• _Work required_: Report every line from the material that contains the word "Control".

• _Data for this exercise_:
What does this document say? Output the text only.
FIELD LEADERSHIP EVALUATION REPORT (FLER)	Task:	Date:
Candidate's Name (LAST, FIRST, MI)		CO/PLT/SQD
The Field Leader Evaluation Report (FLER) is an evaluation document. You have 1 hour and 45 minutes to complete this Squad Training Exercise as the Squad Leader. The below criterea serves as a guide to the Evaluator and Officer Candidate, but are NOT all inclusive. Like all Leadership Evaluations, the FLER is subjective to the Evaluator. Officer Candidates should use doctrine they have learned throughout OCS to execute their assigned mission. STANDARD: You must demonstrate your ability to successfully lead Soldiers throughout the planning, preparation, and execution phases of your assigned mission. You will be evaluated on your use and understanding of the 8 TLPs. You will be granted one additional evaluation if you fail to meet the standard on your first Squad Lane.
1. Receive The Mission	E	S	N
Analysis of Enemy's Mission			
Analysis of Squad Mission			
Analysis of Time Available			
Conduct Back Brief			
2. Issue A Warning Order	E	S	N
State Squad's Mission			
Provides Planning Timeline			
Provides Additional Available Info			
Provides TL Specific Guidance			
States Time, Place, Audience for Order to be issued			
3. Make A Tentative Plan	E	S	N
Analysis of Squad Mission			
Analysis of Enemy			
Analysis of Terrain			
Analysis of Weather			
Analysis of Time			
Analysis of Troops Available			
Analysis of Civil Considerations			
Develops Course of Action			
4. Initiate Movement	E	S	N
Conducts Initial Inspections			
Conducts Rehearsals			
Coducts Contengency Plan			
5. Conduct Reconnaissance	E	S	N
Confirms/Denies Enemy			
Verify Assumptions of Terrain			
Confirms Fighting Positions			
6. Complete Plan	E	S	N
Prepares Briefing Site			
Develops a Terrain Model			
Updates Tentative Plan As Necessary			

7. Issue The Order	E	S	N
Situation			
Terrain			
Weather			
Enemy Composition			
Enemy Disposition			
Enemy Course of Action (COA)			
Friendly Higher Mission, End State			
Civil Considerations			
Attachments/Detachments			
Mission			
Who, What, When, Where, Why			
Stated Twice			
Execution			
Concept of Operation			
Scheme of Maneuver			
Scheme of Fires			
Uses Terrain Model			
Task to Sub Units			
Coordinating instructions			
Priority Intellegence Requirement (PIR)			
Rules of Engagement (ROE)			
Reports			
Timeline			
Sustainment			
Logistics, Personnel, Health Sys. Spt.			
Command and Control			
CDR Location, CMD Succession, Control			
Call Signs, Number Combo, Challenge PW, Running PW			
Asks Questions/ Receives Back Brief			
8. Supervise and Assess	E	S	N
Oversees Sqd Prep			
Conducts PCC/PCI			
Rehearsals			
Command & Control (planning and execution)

• _Completed exercise_:
Command and Control			
CDR Location, CMD Succession, Control			
Command & Control (planning and execution)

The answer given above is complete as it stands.